Extracts from a graphics dataset:
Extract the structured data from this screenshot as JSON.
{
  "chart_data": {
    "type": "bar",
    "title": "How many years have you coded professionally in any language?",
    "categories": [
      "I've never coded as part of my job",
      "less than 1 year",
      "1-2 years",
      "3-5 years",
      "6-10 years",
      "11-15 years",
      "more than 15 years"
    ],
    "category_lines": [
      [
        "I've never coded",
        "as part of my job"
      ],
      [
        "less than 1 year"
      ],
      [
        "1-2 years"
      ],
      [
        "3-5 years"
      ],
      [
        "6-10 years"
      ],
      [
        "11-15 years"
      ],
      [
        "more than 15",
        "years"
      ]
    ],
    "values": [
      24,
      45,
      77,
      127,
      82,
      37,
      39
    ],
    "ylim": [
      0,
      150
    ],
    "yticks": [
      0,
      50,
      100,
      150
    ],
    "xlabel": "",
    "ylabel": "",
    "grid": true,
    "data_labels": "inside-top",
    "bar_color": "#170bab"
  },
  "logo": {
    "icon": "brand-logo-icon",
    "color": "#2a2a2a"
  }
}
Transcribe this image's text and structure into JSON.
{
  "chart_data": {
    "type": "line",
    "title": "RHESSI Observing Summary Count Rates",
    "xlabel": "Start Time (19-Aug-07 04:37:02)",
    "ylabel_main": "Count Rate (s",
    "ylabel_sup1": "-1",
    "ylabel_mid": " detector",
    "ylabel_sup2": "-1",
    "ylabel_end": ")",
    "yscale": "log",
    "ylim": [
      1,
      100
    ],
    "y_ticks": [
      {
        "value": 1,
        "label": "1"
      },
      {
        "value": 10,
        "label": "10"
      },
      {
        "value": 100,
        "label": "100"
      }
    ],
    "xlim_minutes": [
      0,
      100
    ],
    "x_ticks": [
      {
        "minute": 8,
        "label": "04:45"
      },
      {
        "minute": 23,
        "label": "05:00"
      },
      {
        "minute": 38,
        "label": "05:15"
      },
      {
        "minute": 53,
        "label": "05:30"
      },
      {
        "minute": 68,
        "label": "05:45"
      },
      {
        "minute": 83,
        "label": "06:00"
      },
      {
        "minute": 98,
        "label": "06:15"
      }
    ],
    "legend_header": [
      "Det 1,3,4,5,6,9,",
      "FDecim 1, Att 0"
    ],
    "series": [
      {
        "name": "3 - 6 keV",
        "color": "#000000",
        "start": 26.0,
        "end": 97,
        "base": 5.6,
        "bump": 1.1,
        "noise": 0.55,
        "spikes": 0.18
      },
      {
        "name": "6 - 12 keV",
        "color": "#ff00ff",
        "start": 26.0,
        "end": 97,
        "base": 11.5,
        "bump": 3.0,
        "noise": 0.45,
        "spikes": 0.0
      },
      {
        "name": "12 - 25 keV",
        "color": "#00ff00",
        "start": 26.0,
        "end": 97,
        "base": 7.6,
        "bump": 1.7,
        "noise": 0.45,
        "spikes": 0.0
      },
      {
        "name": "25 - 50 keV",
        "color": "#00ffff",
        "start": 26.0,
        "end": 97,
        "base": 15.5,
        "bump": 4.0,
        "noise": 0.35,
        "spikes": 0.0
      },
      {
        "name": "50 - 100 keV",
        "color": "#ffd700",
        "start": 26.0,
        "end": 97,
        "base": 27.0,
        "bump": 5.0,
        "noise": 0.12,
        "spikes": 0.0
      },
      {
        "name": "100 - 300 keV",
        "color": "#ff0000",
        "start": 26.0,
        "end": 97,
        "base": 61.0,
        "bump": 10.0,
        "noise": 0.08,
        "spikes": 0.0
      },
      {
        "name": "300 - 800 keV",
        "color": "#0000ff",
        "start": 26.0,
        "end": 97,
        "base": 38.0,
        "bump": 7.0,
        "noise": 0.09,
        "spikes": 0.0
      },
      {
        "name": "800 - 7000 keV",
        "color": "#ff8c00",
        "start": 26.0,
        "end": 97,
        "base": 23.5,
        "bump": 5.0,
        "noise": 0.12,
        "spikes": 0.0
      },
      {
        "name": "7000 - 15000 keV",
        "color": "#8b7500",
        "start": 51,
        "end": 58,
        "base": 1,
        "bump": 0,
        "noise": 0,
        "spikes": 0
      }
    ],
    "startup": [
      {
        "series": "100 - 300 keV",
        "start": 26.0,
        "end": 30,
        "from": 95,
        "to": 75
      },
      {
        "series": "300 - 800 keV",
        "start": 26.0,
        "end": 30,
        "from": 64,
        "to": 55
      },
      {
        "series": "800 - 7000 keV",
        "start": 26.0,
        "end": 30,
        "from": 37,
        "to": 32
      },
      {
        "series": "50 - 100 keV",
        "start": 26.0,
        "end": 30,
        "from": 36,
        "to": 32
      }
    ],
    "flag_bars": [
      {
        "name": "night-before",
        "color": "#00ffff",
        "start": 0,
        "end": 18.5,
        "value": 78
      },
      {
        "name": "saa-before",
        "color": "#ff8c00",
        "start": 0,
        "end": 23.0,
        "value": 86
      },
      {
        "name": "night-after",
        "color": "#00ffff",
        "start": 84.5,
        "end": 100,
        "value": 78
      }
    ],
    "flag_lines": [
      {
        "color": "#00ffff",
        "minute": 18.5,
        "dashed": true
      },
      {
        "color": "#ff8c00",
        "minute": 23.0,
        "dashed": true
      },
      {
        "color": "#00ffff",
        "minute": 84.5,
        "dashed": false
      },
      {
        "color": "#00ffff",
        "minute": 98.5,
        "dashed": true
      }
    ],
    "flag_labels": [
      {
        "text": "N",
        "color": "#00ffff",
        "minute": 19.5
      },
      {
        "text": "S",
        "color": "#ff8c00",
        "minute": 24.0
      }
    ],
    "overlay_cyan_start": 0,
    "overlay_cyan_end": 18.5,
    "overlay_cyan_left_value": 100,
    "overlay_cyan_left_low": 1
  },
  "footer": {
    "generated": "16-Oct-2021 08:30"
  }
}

_Stated exercise:_ Find the string "never" in the entries above and return each line that holds it.

_Exercise output:_
      "I've never coded as part of my job",
        "I've never coded",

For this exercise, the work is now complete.